#### Set problem
From the entries that follow, gather each line holding the word "triangle".

#### Records for this exercise
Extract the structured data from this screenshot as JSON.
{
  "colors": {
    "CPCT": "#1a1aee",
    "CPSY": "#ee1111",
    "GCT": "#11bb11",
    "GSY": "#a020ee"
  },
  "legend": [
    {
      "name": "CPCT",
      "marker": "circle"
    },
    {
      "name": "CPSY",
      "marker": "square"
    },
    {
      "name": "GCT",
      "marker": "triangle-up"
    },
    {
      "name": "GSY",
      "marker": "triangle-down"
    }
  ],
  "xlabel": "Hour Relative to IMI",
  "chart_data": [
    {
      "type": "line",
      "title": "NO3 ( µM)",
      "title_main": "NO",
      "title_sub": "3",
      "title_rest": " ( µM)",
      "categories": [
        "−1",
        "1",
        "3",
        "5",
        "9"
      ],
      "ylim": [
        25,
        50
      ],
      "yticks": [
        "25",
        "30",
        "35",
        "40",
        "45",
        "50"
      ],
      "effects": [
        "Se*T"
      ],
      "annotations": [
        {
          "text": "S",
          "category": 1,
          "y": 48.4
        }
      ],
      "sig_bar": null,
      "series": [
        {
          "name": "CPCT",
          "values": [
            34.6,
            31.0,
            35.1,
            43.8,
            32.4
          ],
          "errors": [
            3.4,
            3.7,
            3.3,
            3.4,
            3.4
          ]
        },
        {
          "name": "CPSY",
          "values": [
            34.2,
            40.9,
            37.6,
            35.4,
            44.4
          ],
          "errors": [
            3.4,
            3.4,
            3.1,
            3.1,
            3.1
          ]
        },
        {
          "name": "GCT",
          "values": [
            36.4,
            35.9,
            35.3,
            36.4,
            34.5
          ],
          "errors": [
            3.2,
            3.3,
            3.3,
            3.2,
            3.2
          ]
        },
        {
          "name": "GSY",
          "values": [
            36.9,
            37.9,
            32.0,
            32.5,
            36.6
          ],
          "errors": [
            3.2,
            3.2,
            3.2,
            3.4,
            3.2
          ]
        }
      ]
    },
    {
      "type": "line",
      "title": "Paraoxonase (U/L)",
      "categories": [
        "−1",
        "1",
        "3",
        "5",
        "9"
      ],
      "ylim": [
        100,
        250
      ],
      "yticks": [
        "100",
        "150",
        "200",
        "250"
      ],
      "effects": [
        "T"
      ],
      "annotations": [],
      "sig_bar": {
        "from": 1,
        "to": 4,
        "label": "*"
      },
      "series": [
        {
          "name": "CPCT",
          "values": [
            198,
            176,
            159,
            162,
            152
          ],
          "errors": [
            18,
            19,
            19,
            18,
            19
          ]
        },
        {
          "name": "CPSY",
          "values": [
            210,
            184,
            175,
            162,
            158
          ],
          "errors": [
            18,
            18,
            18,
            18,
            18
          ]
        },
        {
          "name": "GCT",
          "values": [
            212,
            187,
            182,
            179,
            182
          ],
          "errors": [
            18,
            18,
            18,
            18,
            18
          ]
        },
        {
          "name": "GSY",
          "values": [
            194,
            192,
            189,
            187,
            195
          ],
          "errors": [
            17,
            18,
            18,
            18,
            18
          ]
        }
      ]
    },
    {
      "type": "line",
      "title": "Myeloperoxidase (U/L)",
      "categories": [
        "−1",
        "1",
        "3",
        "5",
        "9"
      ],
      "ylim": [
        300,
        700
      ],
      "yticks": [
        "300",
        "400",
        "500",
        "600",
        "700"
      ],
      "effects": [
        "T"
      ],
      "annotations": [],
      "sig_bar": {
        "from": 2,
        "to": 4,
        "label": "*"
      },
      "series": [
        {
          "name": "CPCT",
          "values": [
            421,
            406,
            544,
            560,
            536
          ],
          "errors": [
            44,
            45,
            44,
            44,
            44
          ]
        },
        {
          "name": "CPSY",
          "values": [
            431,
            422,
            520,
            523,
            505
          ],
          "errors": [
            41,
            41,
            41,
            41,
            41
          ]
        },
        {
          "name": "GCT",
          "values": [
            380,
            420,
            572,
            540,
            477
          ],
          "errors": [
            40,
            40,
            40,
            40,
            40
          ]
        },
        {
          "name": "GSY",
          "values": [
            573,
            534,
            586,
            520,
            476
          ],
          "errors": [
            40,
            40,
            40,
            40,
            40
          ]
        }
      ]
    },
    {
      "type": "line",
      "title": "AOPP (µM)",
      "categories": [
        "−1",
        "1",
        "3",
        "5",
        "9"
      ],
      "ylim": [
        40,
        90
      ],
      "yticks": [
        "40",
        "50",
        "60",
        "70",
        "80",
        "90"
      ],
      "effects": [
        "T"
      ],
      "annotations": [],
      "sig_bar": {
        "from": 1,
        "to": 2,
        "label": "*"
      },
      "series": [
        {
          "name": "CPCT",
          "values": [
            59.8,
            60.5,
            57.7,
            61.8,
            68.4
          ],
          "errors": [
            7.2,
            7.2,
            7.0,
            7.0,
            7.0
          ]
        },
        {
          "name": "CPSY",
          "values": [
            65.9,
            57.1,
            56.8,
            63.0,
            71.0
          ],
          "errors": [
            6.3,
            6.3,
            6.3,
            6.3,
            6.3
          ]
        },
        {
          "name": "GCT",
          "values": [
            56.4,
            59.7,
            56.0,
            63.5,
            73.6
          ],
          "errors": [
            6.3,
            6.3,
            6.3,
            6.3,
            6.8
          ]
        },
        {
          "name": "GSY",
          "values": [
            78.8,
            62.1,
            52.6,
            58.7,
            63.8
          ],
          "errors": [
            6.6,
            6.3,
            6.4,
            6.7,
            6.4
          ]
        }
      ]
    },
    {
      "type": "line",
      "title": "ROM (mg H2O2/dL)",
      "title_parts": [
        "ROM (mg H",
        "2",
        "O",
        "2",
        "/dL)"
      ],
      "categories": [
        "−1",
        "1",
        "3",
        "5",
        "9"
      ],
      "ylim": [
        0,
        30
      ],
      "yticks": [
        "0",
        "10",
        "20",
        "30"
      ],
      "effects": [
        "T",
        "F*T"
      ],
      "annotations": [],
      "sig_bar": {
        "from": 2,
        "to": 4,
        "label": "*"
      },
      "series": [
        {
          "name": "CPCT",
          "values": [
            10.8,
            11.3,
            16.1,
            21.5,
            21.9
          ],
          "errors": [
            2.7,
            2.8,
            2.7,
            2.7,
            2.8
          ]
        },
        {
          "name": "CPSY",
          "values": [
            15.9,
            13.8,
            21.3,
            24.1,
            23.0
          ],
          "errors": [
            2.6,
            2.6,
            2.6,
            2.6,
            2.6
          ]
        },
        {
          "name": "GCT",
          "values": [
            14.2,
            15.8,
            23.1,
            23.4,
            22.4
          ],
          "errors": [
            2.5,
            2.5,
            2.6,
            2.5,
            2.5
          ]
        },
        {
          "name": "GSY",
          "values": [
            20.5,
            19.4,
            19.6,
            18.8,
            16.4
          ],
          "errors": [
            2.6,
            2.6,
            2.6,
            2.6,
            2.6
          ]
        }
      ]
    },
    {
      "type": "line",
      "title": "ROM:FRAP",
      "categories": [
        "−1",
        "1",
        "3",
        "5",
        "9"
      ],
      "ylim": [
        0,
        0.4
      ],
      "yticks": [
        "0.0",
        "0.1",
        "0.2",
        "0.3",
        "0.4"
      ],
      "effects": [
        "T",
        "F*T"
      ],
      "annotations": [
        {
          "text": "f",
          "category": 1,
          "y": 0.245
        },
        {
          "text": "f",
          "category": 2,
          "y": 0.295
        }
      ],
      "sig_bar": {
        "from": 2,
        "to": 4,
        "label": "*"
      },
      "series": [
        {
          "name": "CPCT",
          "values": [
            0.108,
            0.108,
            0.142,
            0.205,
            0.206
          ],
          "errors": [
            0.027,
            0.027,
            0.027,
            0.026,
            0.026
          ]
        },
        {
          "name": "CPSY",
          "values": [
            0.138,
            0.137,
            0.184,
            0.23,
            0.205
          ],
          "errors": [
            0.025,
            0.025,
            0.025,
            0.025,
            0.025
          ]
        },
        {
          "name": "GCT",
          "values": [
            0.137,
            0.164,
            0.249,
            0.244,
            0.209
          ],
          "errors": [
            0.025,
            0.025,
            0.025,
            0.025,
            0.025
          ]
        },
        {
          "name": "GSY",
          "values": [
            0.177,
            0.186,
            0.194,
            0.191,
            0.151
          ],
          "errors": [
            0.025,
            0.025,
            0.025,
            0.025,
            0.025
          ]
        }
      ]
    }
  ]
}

#### Complete response
      "marker": "triangle-up"
      "marker": "triangle-down"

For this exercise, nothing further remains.